■ **SET PROBLEM**: Transcribe the material in full. Nothing should differ except that the pictures are left out.

■ **INPUT ROWS**:
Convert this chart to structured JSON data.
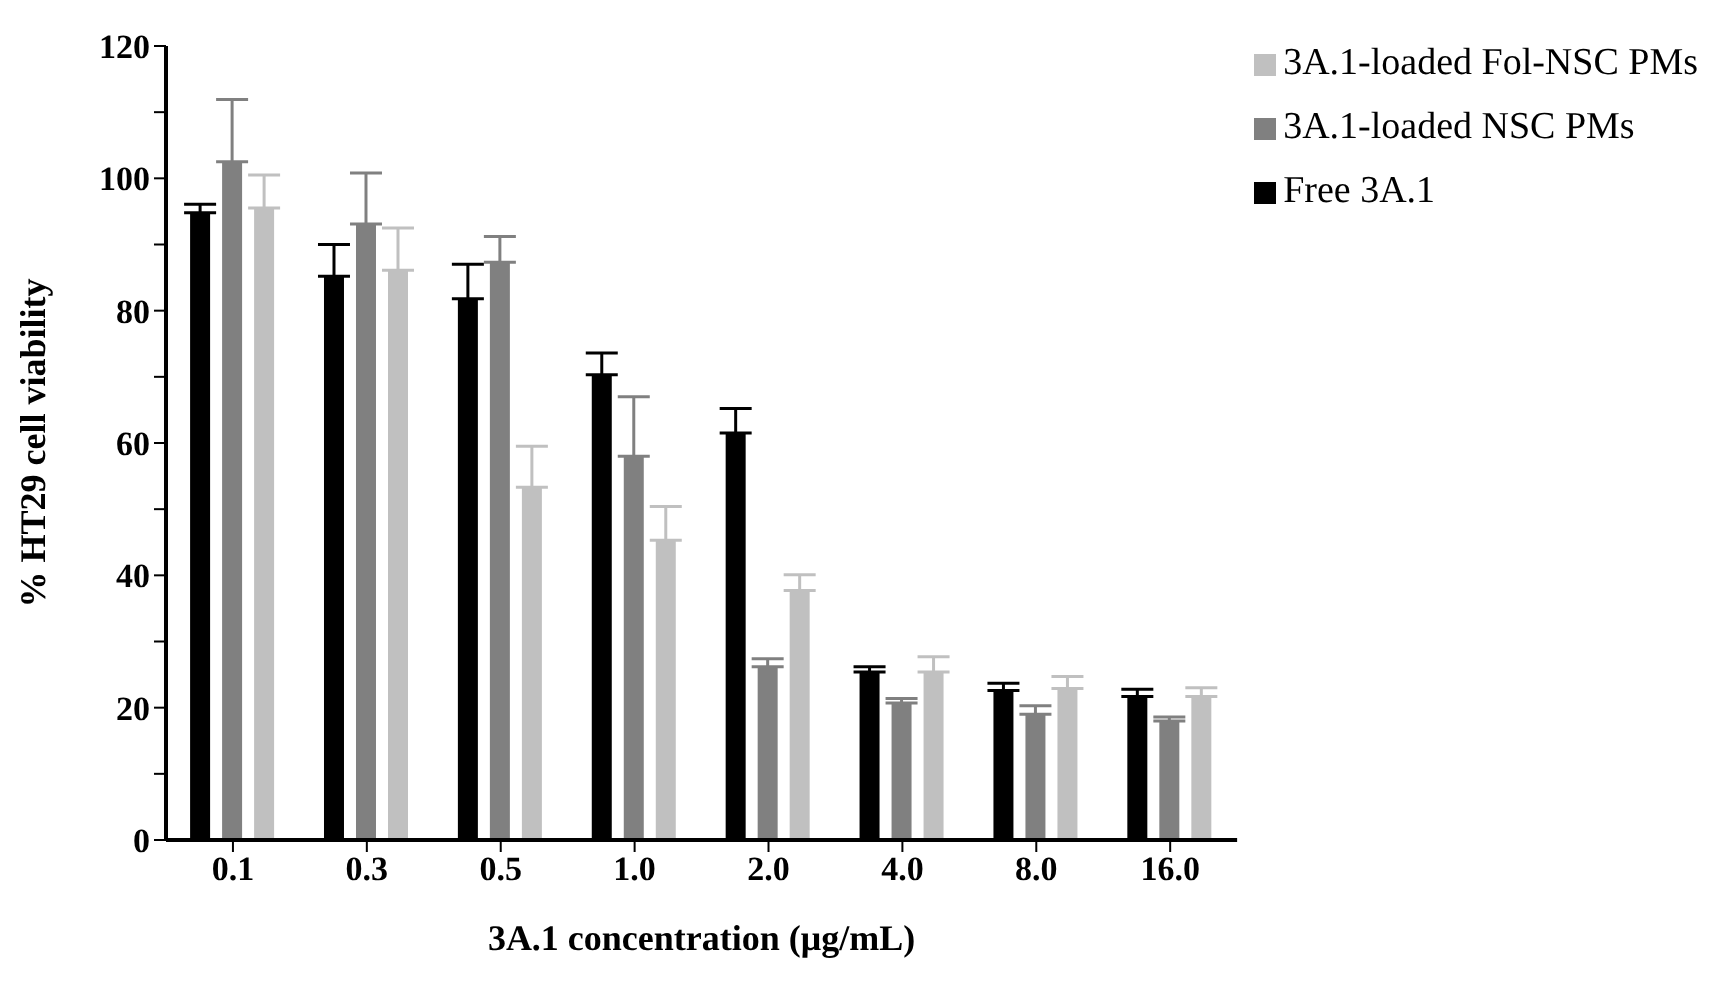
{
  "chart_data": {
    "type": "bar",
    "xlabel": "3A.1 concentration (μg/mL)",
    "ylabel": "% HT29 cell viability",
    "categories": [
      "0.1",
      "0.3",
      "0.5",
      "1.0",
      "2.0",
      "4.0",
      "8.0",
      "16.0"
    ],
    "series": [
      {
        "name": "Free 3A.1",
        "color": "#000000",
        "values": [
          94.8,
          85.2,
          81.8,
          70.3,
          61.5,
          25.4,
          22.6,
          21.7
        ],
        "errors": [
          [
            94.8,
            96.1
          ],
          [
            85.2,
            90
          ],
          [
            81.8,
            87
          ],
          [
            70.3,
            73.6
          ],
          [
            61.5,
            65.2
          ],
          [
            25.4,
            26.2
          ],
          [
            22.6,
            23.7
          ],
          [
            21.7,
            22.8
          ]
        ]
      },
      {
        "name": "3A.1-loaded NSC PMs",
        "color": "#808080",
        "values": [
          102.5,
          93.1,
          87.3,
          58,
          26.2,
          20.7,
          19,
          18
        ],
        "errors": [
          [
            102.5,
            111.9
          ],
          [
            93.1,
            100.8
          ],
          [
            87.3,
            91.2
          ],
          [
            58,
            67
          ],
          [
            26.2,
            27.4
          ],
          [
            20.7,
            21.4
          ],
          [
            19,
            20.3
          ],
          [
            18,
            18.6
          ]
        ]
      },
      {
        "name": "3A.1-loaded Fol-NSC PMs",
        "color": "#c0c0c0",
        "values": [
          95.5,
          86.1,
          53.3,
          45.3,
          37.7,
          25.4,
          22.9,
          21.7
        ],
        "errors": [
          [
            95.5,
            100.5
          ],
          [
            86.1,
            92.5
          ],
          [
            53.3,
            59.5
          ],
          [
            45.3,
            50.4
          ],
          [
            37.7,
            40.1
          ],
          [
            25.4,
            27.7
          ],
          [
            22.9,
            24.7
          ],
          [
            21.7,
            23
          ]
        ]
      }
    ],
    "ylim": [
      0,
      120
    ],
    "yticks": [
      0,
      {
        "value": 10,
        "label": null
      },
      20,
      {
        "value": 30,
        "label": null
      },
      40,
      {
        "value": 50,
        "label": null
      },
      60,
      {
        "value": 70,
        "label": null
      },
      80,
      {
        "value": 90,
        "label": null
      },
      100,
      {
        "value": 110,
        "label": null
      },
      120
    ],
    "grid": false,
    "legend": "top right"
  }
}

■ **RESULT OF THIS TASK**:
Convert this chart to structured JSON data.
{
  "chart_data": {
    "type": "bar",
    "xlabel": "3A.1 concentration (μg/mL)",
    "ylabel": "% HT29 cell viability",
    "categories": [
      "0.1",
      "0.3",
      "0.5",
      "1.0",
      "2.0",
      "4.0",
      "8.0",
      "16.0"
    ],
    "series": [
      {
        "name": "Free 3A.1",
        "color": "#000000",
        "values": [
          94.8,
          85.2,
          81.8,
          70.3,
          61.5,
          25.4,
          22.6,
          21.7
        ],
        "errors": [
          [
            94.8,
            96.1
          ],
          [
            85.2,
            90
          ],
          [
            81.8,
            87
          ],
          [
            70.3,
            73.6
          ],
          [
            61.5,
            65.2
          ],
          [
            25.4,
            26.2
          ],
          [
            22.6,
            23.7
          ],
          [
            21.7,
            22.8
          ]
        ]
      },
      {
        "name": "3A.1-loaded NSC PMs",
        "color": "#808080",
        "values": [
          102.5,
          93.1,
          87.3,
          58,
          26.2,
          20.7,
          19,
          18
        ],
        "errors": [
          [
            102.5,
            111.9
          ],
          [
            93.1,
            100.8
          ],
          [
            87.3,
            91.2
          ],
          [
            58,
            67
          ],
          [
            26.2,
            27.4
          ],
          [
            20.7,
            21.4
          ],
          [
            19,
            20.3
          ],
          [
            18,
            18.6
          ]
        ]
      },
      {
        "name": "3A.1-loaded Fol-NSC PMs",
        "color": "#c0c0c0",
        "values": [
          95.5,
          86.1,
          53.3,
          45.3,
          37.7,
          25.4,
          22.9,
          21.7
        ],
        "errors": [
          [
            95.5,
            100.5
          ],
          [
            86.1,
            92.5
          ],
          [
            53.3,
            59.5
          ],
          [
            45.3,
            50.4
          ],
          [
            37.7,
            40.1
          ],
          [
            25.4,
            27.7
          ],
          [
            22.9,
            24.7
          ],
          [
            21.7,
            23
          ]
        ]
      }
    ],
    "ylim": [
      0,
      120
    ],
    "yticks": [
      0,
      {
        "value": 10,
        "label": null
      },
      20,
      {
        "value": 30,
        "label": null
      },
      40,
      {
        "value": 50,
        "label": null
      },
      60,
      {
        "value": 70,
        "label": null
      },
      80,
      {
        "value": 90,
        "label": null
      },
      100,
      {
        "value": 110,
        "label": null
      },
      120
    ],
    "grid": false,
    "legend": "top right"
  }
}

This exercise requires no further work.